**Task:**
Write out the lines of the material below without any change, from the line with "x-tick-label: OJ [467, 375, 493, 397]" through the line with "data-point-oj [198, 259, 210, 272]", including both of those lines.

**Lines of data:**
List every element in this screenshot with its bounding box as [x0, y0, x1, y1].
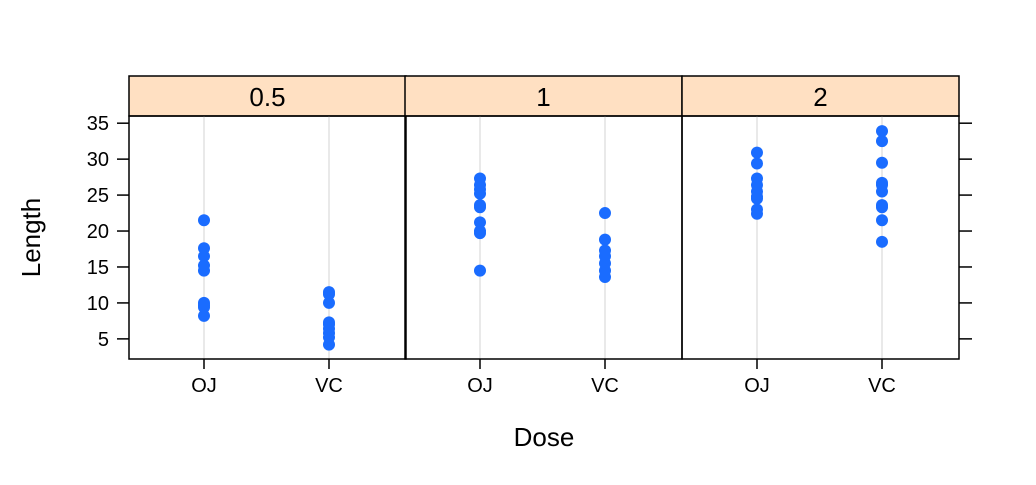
x-tick-label: OJ [467, 375, 493, 397]
y-tick-label: 15 [87, 257, 109, 279]
panel-frame-1 [404, 115, 683, 360]
data-point-vc [876, 135, 888, 148]
data-point-oj [198, 242, 210, 255]
data-point-oj [474, 225, 486, 238]
y-tick-label: 5 [98, 329, 109, 351]
data-point-oj [474, 216, 486, 229]
x-tick-label: VC [868, 375, 896, 397]
x-tick-label: VC [315, 375, 343, 397]
data-point-vc [876, 214, 888, 227]
data-point-oj [198, 214, 210, 227]
strip-header-0 [128, 75, 407, 117]
y-tick-label: 25 [87, 185, 109, 207]
data-point-vc [323, 316, 335, 329]
data-point-oj [751, 157, 763, 170]
panel-frame-0 [128, 115, 407, 360]
data-point-vc [599, 244, 611, 257]
data-point-oj [474, 199, 486, 212]
data-point-vc [876, 235, 888, 248]
data-point-oj [751, 172, 763, 185]
x-tick-label: VC [591, 375, 619, 397]
data-point-oj [474, 264, 486, 277]
y-tick-label: 10 [87, 293, 109, 315]
x-axis-title: Dose [514, 422, 575, 452]
x-tick-label: OJ [744, 375, 770, 397]
data-point-vc [876, 125, 888, 138]
data-point-oj [198, 296, 210, 309]
data-point-oj [474, 172, 486, 185]
data-point-vc [876, 199, 888, 212]
strip-label: 1 [536, 82, 550, 112]
panel-frame-2 [681, 115, 960, 360]
data-point-oj [751, 146, 763, 159]
y-tick-label: 30 [87, 149, 109, 171]
strip-header-2 [681, 75, 960, 117]
data-point-vc [599, 207, 611, 220]
strip-label: 2 [813, 82, 827, 112]
data-point-vc [599, 233, 611, 246]
data-point-vc [323, 286, 335, 299]
data-point-oj [198, 309, 210, 322]
data-point-oj [751, 203, 763, 216]
y-tick-label: 35 [87, 113, 109, 135]
data-point-oj [198, 259, 210, 272]
x-tick-label: OJ [191, 375, 217, 397]
data-point-vc [876, 176, 888, 189]
y-axis-title: Length [16, 198, 46, 278]
strip-label: 0.5 [249, 82, 285, 112]
data-point-vc [876, 156, 888, 169]
data-point-vc [323, 296, 335, 309]
y-tick-label: 20 [87, 221, 109, 243]
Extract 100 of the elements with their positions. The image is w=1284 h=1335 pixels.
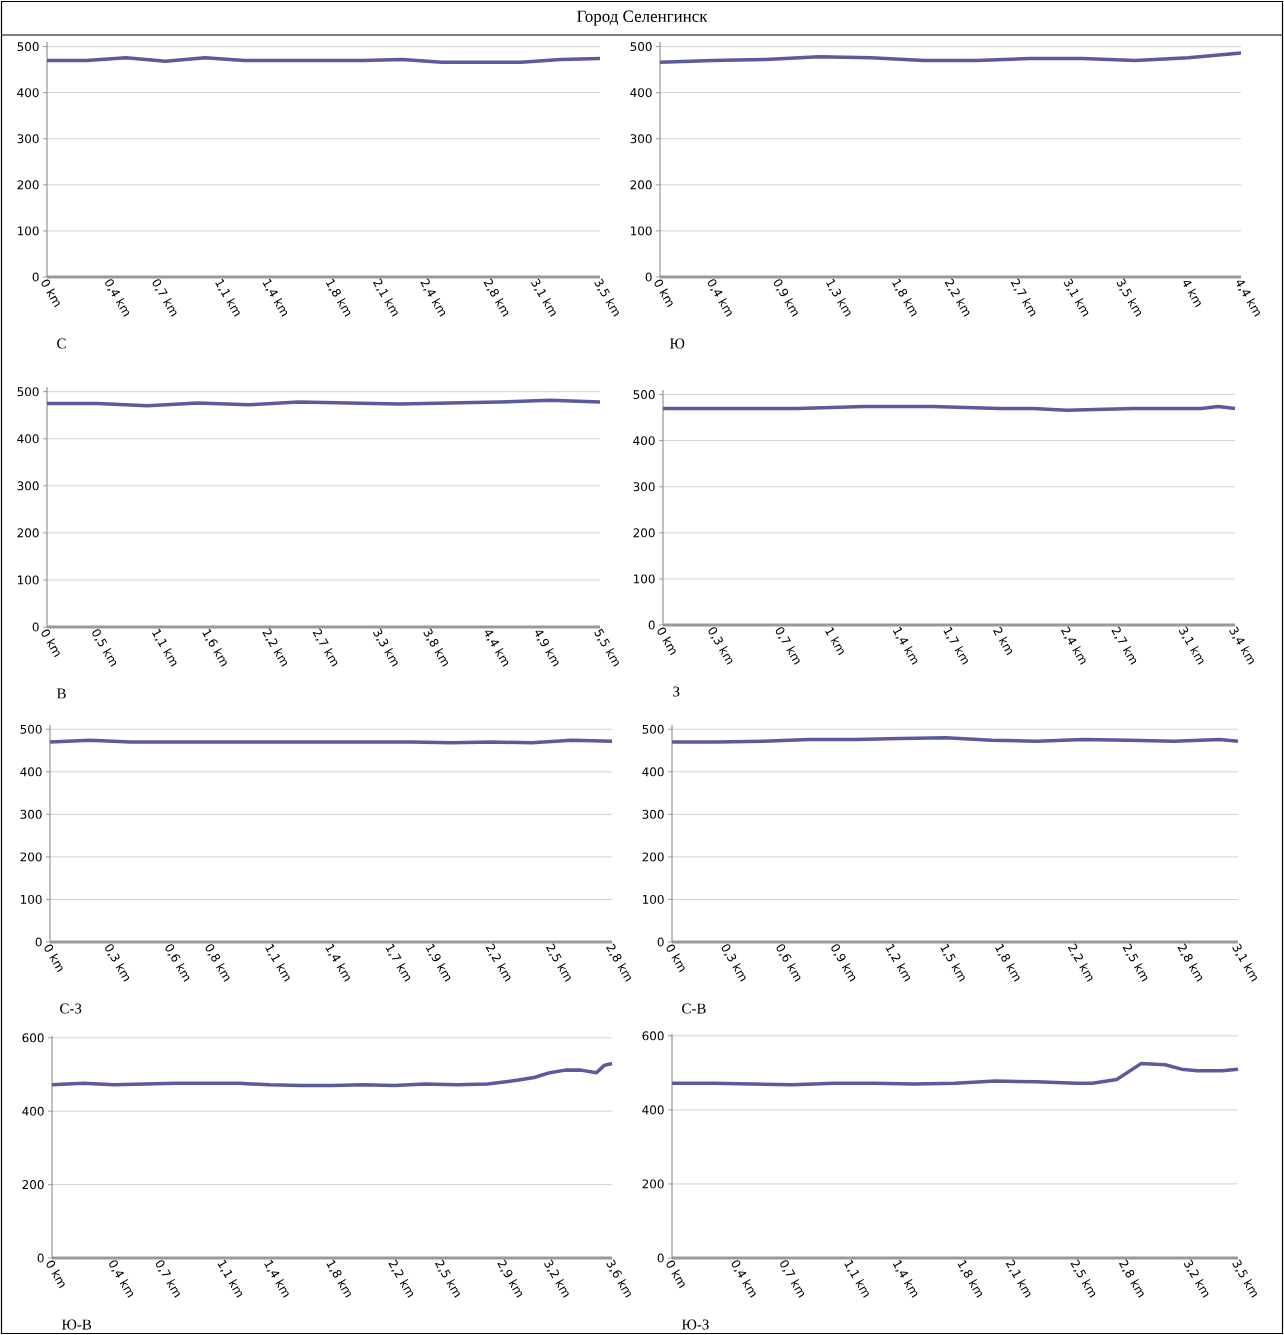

**Complete response:**
x-tick-label: OJ [467, 375, 493, 397]
y-tick-label: 15 [87, 257, 109, 279]
panel-frame-1 [404, 115, 683, 360]
data-point-vc [876, 135, 888, 148]
data-point-oj [198, 242, 210, 255]
data-point-oj [474, 225, 486, 238]
y-tick-label: 5 [98, 329, 109, 351]
data-point-oj [474, 216, 486, 229]
x-tick-label: VC [868, 375, 896, 397]
x-tick-label: VC [315, 375, 343, 397]
data-point-vc [876, 214, 888, 227]
data-point-oj [198, 214, 210, 227]
strip-header-0 [128, 75, 407, 117]
y-tick-label: 25 [87, 185, 109, 207]
data-point-vc [323, 316, 335, 329]
data-point-oj [751, 157, 763, 170]
panel-frame-0 [128, 115, 407, 360]
data-point-vc [599, 244, 611, 257]
data-point-oj [474, 199, 486, 212]
data-point-vc [876, 235, 888, 248]
data-point-oj [751, 172, 763, 185]
x-tick-label: VC [591, 375, 619, 397]
data-point-oj [474, 264, 486, 277]
y-tick-label: 10 [87, 293, 109, 315]
x-axis-title: Dose [514, 422, 575, 452]
x-tick-label: OJ [744, 375, 770, 397]
data-point-vc [876, 125, 888, 138]
data-point-oj [198, 296, 210, 309]
data-point-oj [474, 172, 486, 185]
data-point-vc [876, 199, 888, 212]
strip-label: 1 [536, 82, 550, 112]
panel-frame-2 [681, 115, 960, 360]
data-point-oj [751, 146, 763, 159]
y-tick-label: 30 [87, 149, 109, 171]
strip-header-2 [681, 75, 960, 117]
data-point-vc [599, 207, 611, 220]
strip-label: 2 [813, 82, 827, 112]
data-point-vc [599, 233, 611, 246]
data-point-vc [323, 286, 335, 299]
data-point-oj [198, 309, 210, 322]
data-point-oj [751, 203, 763, 216]
y-tick-label: 35 [87, 113, 109, 135]
data-point-oj [198, 259, 210, 272]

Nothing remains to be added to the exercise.